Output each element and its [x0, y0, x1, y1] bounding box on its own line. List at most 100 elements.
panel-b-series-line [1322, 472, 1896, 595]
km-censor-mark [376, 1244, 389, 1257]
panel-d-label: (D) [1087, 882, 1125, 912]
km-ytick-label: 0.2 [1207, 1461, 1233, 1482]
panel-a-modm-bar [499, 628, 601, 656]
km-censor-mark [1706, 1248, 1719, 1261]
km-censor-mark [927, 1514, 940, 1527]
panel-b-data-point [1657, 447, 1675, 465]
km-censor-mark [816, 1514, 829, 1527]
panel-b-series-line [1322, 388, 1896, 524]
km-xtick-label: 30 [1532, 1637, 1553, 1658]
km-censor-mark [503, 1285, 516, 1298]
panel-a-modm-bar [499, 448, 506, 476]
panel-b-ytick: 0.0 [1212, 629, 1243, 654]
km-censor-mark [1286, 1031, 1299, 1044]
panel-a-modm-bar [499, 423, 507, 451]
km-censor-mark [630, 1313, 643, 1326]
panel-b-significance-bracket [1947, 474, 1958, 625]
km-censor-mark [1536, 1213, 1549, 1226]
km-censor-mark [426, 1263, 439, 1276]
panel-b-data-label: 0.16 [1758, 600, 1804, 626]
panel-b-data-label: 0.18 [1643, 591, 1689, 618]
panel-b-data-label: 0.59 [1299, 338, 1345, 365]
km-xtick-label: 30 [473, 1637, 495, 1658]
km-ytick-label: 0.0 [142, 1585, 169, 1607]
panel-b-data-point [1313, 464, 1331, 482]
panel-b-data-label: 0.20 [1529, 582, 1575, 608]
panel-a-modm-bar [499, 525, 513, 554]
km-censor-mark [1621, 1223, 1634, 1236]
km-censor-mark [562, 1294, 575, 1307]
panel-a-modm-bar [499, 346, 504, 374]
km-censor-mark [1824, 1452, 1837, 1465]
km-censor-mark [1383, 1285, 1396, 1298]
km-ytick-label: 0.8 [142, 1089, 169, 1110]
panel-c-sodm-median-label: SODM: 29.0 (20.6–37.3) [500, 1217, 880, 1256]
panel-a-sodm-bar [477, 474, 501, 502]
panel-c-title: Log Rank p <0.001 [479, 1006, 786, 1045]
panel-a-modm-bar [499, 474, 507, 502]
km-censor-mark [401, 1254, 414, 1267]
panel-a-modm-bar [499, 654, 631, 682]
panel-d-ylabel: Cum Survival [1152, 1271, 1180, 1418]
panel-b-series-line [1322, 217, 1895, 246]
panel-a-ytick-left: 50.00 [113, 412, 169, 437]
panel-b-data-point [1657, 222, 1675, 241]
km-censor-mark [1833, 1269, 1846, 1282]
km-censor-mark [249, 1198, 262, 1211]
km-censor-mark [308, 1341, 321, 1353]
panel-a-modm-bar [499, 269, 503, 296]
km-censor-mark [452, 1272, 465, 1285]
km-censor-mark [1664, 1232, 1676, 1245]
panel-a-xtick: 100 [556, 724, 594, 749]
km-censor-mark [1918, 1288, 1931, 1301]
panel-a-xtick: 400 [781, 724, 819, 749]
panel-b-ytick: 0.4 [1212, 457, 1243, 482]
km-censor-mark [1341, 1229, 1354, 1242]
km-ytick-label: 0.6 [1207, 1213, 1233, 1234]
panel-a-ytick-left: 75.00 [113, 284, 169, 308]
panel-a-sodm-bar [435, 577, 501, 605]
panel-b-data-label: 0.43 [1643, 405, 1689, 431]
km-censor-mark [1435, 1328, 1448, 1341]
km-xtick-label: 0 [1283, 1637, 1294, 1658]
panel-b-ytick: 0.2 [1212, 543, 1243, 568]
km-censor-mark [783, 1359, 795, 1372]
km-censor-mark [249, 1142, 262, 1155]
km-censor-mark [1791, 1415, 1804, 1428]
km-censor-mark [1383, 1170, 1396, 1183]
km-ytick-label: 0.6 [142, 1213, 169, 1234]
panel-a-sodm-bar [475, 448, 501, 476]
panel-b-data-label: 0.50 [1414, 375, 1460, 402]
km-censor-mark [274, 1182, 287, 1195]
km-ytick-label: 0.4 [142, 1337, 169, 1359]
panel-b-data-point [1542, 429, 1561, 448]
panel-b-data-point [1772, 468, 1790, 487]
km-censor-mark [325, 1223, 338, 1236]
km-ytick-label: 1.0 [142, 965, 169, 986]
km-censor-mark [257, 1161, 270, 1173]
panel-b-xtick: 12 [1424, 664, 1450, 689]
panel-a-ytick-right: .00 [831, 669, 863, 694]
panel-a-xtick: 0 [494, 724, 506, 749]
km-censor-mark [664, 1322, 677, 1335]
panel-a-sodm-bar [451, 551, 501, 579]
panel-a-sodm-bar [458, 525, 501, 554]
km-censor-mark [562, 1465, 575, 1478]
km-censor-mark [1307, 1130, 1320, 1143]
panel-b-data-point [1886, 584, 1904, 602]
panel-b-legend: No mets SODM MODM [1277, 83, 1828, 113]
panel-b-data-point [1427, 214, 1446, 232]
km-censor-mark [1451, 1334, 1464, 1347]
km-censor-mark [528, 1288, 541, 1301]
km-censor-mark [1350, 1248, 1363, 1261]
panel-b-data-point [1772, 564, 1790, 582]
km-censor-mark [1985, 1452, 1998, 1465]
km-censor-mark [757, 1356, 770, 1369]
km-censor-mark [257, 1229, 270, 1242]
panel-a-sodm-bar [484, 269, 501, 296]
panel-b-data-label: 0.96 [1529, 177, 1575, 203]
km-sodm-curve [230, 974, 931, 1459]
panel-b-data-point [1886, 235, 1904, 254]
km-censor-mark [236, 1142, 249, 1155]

- [Task brief]
Copy out everything from the very first line of the records down through the line containing "km-censor-mark [1286, 1031, 1299, 1044]", with every line unchanged.

- [Result for this exercise]
Output each element and its [x0, y0, x1, y1] bounding box on its own line. List at most 100 elements.
panel-b-series-line [1322, 472, 1896, 595]
km-censor-mark [376, 1244, 389, 1257]
panel-d-label: (D) [1087, 882, 1125, 912]
km-ytick-label: 0.2 [1207, 1461, 1233, 1482]
panel-a-modm-bar [499, 628, 601, 656]
km-censor-mark [1706, 1248, 1719, 1261]
km-censor-mark [927, 1514, 940, 1527]
panel-b-data-point [1657, 447, 1675, 465]
km-censor-mark [816, 1514, 829, 1527]
panel-b-series-line [1322, 388, 1896, 524]
km-xtick-label: 30 [1532, 1637, 1553, 1658]
km-censor-mark [503, 1285, 516, 1298]
panel-a-modm-bar [499, 448, 506, 476]
panel-b-ytick: 0.0 [1212, 629, 1243, 654]
km-censor-mark [1286, 1031, 1299, 1044]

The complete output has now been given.